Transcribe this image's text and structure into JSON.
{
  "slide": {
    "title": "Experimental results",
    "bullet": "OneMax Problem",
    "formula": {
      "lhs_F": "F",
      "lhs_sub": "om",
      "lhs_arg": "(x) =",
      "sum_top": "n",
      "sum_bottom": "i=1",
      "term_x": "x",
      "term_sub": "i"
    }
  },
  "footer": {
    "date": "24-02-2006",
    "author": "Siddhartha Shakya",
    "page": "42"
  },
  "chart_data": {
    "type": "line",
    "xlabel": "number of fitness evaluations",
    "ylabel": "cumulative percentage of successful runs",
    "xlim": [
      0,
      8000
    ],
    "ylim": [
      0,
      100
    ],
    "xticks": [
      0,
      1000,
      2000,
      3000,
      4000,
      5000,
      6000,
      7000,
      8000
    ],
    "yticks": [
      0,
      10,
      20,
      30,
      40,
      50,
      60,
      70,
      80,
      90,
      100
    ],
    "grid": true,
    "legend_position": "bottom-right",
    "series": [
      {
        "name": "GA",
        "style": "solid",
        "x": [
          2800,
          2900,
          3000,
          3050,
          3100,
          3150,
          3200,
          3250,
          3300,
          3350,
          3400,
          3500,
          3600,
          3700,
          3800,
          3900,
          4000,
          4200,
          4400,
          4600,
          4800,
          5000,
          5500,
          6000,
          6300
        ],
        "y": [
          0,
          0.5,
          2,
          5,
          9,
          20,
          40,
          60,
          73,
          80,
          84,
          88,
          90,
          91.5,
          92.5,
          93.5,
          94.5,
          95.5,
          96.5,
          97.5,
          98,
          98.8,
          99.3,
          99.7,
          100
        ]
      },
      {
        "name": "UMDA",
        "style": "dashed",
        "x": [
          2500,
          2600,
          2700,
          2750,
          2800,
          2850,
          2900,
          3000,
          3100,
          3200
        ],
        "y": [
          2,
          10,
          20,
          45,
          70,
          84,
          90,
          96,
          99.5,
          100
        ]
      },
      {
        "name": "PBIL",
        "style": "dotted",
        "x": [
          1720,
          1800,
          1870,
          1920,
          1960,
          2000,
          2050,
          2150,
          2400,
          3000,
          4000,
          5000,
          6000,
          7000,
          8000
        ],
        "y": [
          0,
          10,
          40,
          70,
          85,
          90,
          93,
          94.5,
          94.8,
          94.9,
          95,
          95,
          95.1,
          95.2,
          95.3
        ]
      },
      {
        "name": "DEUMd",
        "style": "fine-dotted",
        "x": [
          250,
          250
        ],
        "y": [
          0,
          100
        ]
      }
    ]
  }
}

#####

■ Given exercise ■
Your task is to reproduce all of the records exactly.

■ Full output ■
Transcribe this image's text and structure into JSON.
{
  "slide": {
    "title": "Experimental results",
    "bullet": "OneMax Problem",
    "formula": {
      "lhs_F": "F",
      "lhs_sub": "om",
      "lhs_arg": "(x) =",
      "sum_top": "n",
      "sum_bottom": "i=1",
      "term_x": "x",
      "term_sub": "i"
    }
  },
  "footer": {
    "date": "24-02-2006",
    "author": "Siddhartha Shakya",
    "page": "42"
  },
  "chart_data": {
    "type": "line",
    "xlabel": "number of fitness evaluations",
    "ylabel": "cumulative percentage of successful runs",
    "xlim": [
      0,
      8000
    ],
    "ylim": [
      0,
      100
    ],
    "xticks": [
      0,
      1000,
      2000,
      3000,
      4000,
      5000,
      6000,
      7000,
      8000
    ],
    "yticks": [
      0,
      10,
      20,
      30,
      40,
      50,
      60,
      70,
      80,
      90,
      100
    ],
    "grid": true,
    "legend_position": "bottom-right",
    "series": [
      {
        "name": "GA",
        "style": "solid",
        "x": [
          2800,
          2900,
          3000,
          3050,
          3100,
          3150,
          3200,
          3250,
          3300,
          3350,
          3400,
          3500,
          3600,
          3700,
          3800,
          3900,
          4000,
          4200,
          4400,
          4600,
          4800,
          5000,
          5500,
          6000,
          6300
        ],
        "y": [
          0,
          0.5,
          2,
          5,
          9,
          20,
          40,
          60,
          73,
          80,
          84,
          88,
          90,
          91.5,
          92.5,
          93.5,
          94.5,
          95.5,
          96.5,
          97.5,
          98,
          98.8,
          99.3,
          99.7,
          100
        ]
      },
      {
        "name": "UMDA",
        "style": "dashed",
        "x": [
          2500,
          2600,
          2700,
          2750,
          2800,
          2850,
          2900,
          3000,
          3100,
          3200
        ],
        "y": [
          2,
          10,
          20,
          45,
          70,
          84,
          90,
          96,
          99.5,
          100
        ]
      },
      {
        "name": "PBIL",
        "style": "dotted",
        "x": [
          1720,
          1800,
          1870,
          1920,
          1960,
          2000,
          2050,
          2150,
          2400,
          3000,
          4000,
          5000,
          6000,
          7000,
          8000
        ],
        "y": [
          0,
          10,
          40,
          70,
          85,
          90,
          93,
          94.5,
          94.8,
          94.9,
          95,
          95,
          95.1,
          95.2,
          95.3
        ]
      },
      {
        "name": "DEUMd",
        "style": "fine-dotted",
        "x": [
          250,
          250
        ],
        "y": [
          0,
          100
        ]
      }
    ]
  }
}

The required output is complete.